_Aim of the task_. Write out nothing but the lines from the one containing "Enumerate this screenshot's" through the last line below, both included, and without the pictures.

— start Records shown —

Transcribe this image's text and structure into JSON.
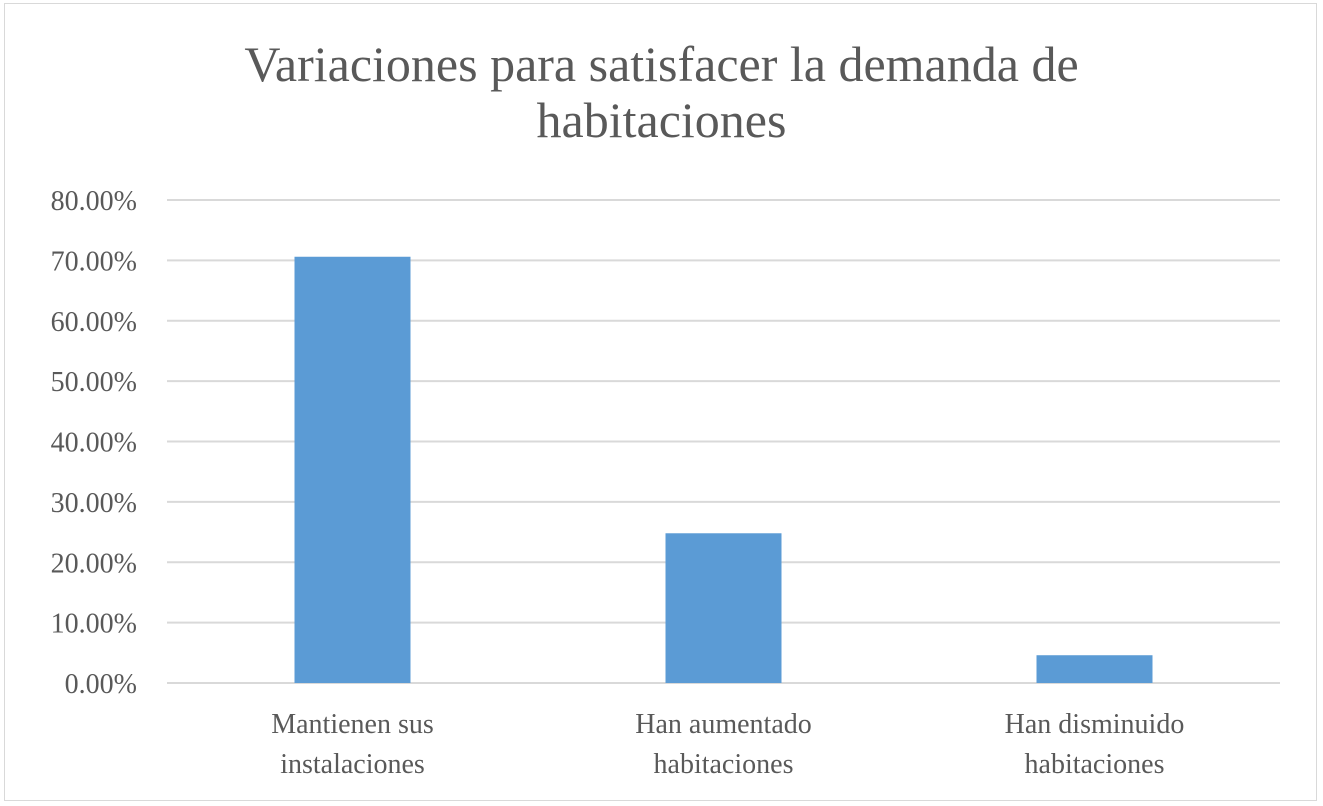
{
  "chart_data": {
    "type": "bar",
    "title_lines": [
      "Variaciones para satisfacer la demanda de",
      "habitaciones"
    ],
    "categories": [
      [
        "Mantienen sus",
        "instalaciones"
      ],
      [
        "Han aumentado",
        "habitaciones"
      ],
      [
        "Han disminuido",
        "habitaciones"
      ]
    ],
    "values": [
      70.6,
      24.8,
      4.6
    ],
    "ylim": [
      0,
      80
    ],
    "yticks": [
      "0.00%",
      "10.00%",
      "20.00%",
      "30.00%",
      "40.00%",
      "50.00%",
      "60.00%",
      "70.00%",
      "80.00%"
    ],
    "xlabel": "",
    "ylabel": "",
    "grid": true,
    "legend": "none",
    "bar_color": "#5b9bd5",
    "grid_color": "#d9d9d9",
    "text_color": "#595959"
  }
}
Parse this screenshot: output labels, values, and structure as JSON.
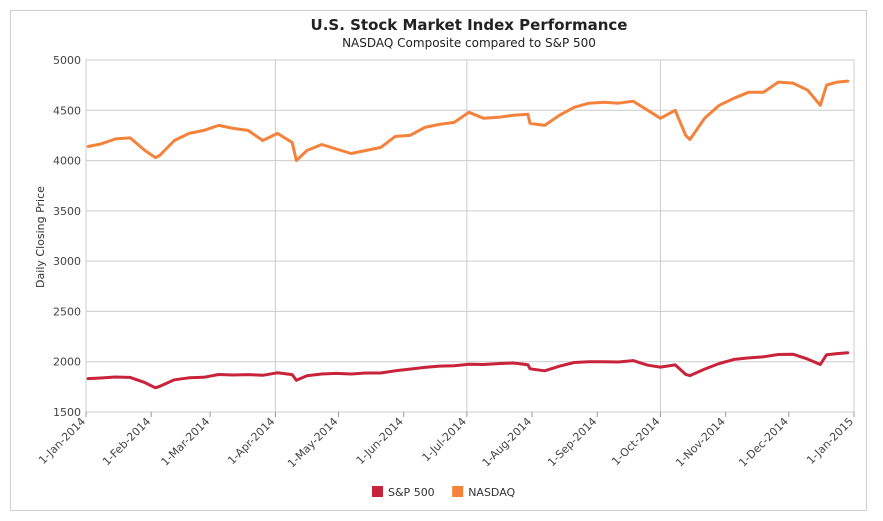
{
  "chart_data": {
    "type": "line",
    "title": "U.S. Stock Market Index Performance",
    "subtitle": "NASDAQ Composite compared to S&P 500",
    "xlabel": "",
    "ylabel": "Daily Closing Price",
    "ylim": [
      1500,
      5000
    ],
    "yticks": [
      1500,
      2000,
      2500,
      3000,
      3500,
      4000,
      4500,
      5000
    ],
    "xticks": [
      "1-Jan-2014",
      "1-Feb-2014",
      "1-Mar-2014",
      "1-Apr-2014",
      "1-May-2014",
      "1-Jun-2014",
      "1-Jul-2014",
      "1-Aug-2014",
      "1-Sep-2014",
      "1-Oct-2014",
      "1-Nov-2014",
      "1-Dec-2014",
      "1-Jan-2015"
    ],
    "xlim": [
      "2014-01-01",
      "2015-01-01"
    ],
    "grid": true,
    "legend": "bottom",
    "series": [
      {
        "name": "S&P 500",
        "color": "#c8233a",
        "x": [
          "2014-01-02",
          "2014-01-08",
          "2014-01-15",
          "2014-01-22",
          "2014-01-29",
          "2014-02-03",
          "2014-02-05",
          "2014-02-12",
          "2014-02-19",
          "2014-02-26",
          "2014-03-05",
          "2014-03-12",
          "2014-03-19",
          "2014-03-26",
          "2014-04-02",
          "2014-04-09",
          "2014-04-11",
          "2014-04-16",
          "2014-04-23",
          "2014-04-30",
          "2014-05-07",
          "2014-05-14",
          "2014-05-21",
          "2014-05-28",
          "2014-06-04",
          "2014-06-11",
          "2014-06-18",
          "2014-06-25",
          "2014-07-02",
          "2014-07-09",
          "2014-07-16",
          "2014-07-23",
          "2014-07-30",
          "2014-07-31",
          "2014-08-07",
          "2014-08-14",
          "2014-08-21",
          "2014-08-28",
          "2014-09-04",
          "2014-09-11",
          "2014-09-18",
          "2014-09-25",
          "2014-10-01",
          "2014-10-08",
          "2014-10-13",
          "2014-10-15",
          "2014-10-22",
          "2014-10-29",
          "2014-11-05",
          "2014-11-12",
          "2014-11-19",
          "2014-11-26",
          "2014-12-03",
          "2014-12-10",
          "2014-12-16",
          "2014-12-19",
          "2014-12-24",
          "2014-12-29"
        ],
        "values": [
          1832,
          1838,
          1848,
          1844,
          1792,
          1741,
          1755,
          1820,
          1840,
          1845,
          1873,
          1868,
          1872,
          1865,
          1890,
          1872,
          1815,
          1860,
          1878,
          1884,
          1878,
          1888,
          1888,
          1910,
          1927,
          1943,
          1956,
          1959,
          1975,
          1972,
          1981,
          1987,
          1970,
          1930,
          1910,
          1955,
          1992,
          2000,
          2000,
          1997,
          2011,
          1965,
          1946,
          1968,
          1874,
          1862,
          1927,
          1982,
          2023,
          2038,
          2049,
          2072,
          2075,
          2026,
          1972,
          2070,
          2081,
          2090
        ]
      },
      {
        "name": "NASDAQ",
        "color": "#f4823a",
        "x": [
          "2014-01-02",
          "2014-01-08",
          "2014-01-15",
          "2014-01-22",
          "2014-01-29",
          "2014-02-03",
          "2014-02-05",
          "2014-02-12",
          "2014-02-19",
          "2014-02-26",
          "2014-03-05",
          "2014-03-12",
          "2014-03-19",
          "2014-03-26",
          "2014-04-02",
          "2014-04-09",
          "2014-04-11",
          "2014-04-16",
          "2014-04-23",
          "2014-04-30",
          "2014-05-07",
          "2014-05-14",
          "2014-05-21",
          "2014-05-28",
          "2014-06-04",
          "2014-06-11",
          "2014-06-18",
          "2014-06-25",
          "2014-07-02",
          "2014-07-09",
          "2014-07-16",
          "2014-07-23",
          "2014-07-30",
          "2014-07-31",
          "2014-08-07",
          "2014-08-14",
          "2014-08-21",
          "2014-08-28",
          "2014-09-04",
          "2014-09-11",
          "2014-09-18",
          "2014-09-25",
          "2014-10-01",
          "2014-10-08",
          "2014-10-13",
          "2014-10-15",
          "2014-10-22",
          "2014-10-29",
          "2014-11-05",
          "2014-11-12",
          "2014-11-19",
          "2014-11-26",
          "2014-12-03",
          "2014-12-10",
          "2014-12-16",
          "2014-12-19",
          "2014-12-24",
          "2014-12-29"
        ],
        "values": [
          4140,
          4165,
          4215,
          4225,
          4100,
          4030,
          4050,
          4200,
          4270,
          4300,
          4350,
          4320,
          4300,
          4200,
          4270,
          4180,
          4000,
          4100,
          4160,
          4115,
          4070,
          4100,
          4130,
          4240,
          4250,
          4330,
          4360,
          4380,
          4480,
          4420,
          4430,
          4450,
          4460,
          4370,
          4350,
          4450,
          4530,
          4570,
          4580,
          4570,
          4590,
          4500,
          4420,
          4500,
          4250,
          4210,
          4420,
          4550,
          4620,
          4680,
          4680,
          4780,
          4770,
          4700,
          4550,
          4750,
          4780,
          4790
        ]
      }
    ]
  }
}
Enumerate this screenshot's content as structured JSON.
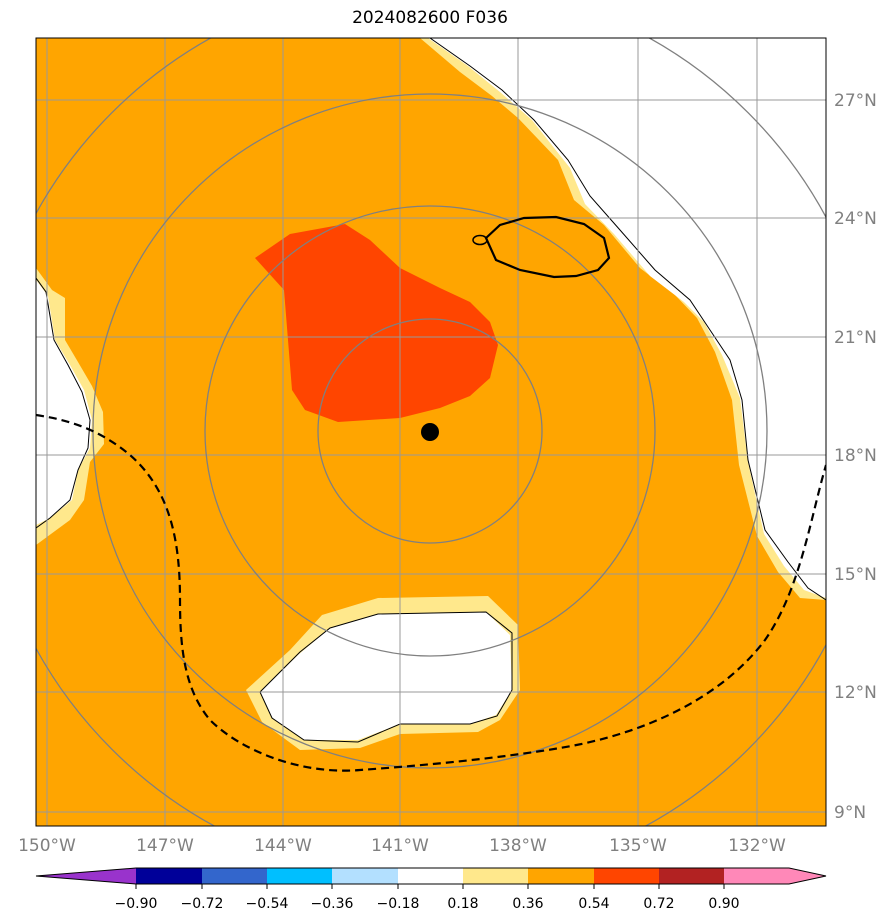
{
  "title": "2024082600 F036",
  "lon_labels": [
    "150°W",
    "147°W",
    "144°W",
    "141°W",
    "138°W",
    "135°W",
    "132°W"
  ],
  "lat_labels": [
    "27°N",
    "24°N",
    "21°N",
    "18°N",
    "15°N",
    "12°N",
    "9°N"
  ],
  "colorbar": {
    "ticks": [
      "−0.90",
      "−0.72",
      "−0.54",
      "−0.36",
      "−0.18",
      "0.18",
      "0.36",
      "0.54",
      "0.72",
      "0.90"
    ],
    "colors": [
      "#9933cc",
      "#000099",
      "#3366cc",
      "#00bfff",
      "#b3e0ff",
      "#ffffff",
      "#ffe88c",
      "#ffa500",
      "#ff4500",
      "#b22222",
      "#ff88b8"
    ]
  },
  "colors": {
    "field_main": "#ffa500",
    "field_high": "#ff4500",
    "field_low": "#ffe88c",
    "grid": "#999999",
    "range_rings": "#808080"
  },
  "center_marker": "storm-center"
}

— end Records shown —

_Correct output_.
Enumerate this screenshot's content as structured JSON.
{
  "title": "2024082600 F036",
  "lon_labels": [
    "150°W",
    "147°W",
    "144°W",
    "141°W",
    "138°W",
    "135°W",
    "132°W"
  ],
  "lat_labels": [
    "27°N",
    "24°N",
    "21°N",
    "18°N",
    "15°N",
    "12°N",
    "9°N"
  ],
  "colorbar": {
    "ticks": [
      "−0.90",
      "−0.72",
      "−0.54",
      "−0.36",
      "−0.18",
      "0.18",
      "0.36",
      "0.54",
      "0.72",
      "0.90"
    ],
    "colors": [
      "#9933cc",
      "#000099",
      "#3366cc",
      "#00bfff",
      "#b3e0ff",
      "#ffffff",
      "#ffe88c",
      "#ffa500",
      "#ff4500",
      "#b22222",
      "#ff88b8"
    ]
  },
  "colors": {
    "field_main": "#ffa500",
    "field_high": "#ff4500",
    "field_low": "#ffe88c",
    "grid": "#999999",
    "range_rings": "#808080"
  },
  "center_marker": "storm-center"
}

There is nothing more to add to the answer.